Short exercise: Take the entries below and print all of them exactly, please.

Stored data entries:
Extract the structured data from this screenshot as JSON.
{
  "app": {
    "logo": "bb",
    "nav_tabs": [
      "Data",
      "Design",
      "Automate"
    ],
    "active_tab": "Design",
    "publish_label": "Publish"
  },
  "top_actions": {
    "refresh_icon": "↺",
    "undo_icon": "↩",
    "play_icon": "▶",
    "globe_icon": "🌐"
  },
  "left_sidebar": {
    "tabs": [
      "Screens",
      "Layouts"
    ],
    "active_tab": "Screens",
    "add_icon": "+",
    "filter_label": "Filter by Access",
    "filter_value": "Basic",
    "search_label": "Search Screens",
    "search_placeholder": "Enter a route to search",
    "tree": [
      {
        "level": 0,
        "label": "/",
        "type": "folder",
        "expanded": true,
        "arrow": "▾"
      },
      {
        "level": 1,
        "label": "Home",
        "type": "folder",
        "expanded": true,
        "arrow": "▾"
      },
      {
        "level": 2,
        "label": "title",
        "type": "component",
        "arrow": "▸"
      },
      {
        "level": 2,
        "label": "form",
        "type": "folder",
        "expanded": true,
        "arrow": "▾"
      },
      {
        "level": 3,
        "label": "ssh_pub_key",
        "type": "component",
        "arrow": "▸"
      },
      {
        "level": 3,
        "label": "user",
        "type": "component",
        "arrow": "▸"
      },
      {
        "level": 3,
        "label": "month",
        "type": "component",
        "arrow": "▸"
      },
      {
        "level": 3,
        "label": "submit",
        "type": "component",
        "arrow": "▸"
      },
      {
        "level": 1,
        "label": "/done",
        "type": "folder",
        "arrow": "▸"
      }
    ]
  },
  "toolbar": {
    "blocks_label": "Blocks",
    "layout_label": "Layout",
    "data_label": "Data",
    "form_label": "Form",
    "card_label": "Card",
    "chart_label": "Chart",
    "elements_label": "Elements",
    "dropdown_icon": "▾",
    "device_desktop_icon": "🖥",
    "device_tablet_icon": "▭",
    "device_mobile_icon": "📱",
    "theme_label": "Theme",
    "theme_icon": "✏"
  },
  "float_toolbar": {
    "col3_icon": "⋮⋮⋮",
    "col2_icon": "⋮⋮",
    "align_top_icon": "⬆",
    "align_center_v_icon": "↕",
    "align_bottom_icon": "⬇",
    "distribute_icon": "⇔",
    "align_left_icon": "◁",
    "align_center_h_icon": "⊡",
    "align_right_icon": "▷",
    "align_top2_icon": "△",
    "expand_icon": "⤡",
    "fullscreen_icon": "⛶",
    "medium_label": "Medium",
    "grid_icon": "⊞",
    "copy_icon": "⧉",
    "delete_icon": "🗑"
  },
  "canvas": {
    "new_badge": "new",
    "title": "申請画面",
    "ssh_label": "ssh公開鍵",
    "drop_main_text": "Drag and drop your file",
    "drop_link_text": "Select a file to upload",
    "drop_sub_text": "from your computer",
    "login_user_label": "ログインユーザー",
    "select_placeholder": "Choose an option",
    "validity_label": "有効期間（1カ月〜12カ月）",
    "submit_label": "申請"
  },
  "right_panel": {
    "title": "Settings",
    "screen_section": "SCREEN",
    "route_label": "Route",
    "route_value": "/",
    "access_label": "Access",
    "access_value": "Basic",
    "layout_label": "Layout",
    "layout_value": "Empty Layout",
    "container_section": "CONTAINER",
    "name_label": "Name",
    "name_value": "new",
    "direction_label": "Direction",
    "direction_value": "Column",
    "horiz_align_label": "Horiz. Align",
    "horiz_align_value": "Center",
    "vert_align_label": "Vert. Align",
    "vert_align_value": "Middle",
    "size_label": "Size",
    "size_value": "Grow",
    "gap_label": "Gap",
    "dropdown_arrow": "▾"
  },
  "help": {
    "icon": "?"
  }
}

Complete response:
Extract the structured data from this screenshot as JSON.
{
  "app": {
    "logo": "bb",
    "nav_tabs": [
      "Data",
      "Design",
      "Automate"
    ],
    "active_tab": "Design",
    "publish_label": "Publish"
  },
  "top_actions": {
    "refresh_icon": "↺",
    "undo_icon": "↩",
    "play_icon": "▶",
    "globe_icon": "🌐"
  },
  "left_sidebar": {
    "tabs": [
      "Screens",
      "Layouts"
    ],
    "active_tab": "Screens",
    "add_icon": "+",
    "filter_label": "Filter by Access",
    "filter_value": "Basic",
    "search_label": "Search Screens",
    "search_placeholder": "Enter a route to search",
    "tree": [
      {
        "level": 0,
        "label": "/",
        "type": "folder",
        "expanded": true,
        "arrow": "▾"
      },
      {
        "level": 1,
        "label": "Home",
        "type": "folder",
        "expanded": true,
        "arrow": "▾"
      },
      {
        "level": 2,
        "label": "title",
        "type": "component",
        "arrow": "▸"
      },
      {
        "level": 2,
        "label": "form",
        "type": "folder",
        "expanded": true,
        "arrow": "▾"
      },
      {
        "level": 3,
        "label": "ssh_pub_key",
        "type": "component",
        "arrow": "▸"
      },
      {
        "level": 3,
        "label": "user",
        "type": "component",
        "arrow": "▸"
      },
      {
        "level": 3,
        "label": "month",
        "type": "component",
        "arrow": "▸"
      },
      {
        "level": 3,
        "label": "submit",
        "type": "component",
        "arrow": "▸"
      },
      {
        "level": 1,
        "label": "/done",
        "type": "folder",
        "arrow": "▸"
      }
    ]
  },
  "toolbar": {
    "blocks_label": "Blocks",
    "layout_label": "Layout",
    "data_label": "Data",
    "form_label": "Form",
    "card_label": "Card",
    "chart_label": "Chart",
    "elements_label": "Elements",
    "dropdown_icon": "▾",
    "device_desktop_icon": "🖥",
    "device_tablet_icon": "▭",
    "device_mobile_icon": "📱",
    "theme_label": "Theme",
    "theme_icon": "✏"
  },
  "float_toolbar": {
    "col3_icon": "⋮⋮⋮",
    "col2_icon": "⋮⋮",
    "align_top_icon": "⬆",
    "align_center_v_icon": "↕",
    "align_bottom_icon": "⬇",
    "distribute_icon": "⇔",
    "align_left_icon": "◁",
    "align_center_h_icon": "⊡",
    "align_right_icon": "▷",
    "align_top2_icon": "△",
    "expand_icon": "⤡",
    "fullscreen_icon": "⛶",
    "medium_label": "Medium",
    "grid_icon": "⊞",
    "copy_icon": "⧉",
    "delete_icon": "🗑"
  },
  "canvas": {
    "new_badge": "new",
    "title": "申請画面",
    "ssh_label": "ssh公開鍵",
    "drop_main_text": "Drag and drop your file",
    "drop_link_text": "Select a file to upload",
    "drop_sub_text": "from your computer",
    "login_user_label": "ログインユーザー",
    "select_placeholder": "Choose an option",
    "validity_label": "有効期間（1カ月〜12カ月）",
    "submit_label": "申請"
  },
  "right_panel": {
    "title": "Settings",
    "screen_section": "SCREEN",
    "route_label": "Route",
    "route_value": "/",
    "access_label": "Access",
    "access_value": "Basic",
    "layout_label": "Layout",
    "layout_value": "Empty Layout",
    "container_section": "CONTAINER",
    "name_label": "Name",
    "name_value": "new",
    "direction_label": "Direction",
    "direction_value": "Column",
    "horiz_align_label": "Horiz. Align",
    "horiz_align_value": "Center",
    "vert_align_label": "Vert. Align",
    "vert_align_value": "Middle",
    "size_label": "Size",
    "size_value": "Grow",
    "gap_label": "Gap",
    "dropdown_arrow": "▾"
  },
  "help": {
    "icon": "?"
  }
}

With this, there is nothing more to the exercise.